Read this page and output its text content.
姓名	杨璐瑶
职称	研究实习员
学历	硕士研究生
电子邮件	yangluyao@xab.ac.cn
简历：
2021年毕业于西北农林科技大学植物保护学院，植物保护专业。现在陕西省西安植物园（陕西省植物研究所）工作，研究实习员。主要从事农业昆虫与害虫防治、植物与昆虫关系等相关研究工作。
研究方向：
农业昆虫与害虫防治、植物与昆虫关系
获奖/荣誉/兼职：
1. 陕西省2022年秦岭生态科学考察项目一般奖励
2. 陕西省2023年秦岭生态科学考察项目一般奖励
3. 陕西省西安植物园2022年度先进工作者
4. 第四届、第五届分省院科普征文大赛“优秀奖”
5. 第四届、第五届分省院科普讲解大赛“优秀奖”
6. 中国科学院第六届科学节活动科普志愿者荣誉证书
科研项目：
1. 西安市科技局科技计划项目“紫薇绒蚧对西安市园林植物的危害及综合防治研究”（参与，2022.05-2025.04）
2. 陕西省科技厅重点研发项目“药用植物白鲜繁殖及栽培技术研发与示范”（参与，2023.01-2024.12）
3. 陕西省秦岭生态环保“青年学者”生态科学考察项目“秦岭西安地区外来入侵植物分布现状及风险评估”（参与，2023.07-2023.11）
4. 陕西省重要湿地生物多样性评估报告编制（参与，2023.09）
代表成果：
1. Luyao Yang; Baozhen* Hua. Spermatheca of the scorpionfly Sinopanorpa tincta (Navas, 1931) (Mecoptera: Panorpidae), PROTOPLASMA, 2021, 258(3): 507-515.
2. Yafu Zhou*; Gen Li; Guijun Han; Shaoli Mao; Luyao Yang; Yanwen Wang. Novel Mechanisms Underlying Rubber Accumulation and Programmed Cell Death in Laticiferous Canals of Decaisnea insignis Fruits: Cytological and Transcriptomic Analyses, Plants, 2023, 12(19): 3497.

+ + + + + + +

Copy every line of the data that holds the string "研究实习员".

● **Result**
职称	研究实习员
2021年毕业于西北农林科技大学植物保护学院，植物保护专业。现在陕西省西安植物园（陕西省植物研究所）工作，研究实习员。主要从事农业昆虫与害虫防治、植物与昆虫关系等相关研究工作。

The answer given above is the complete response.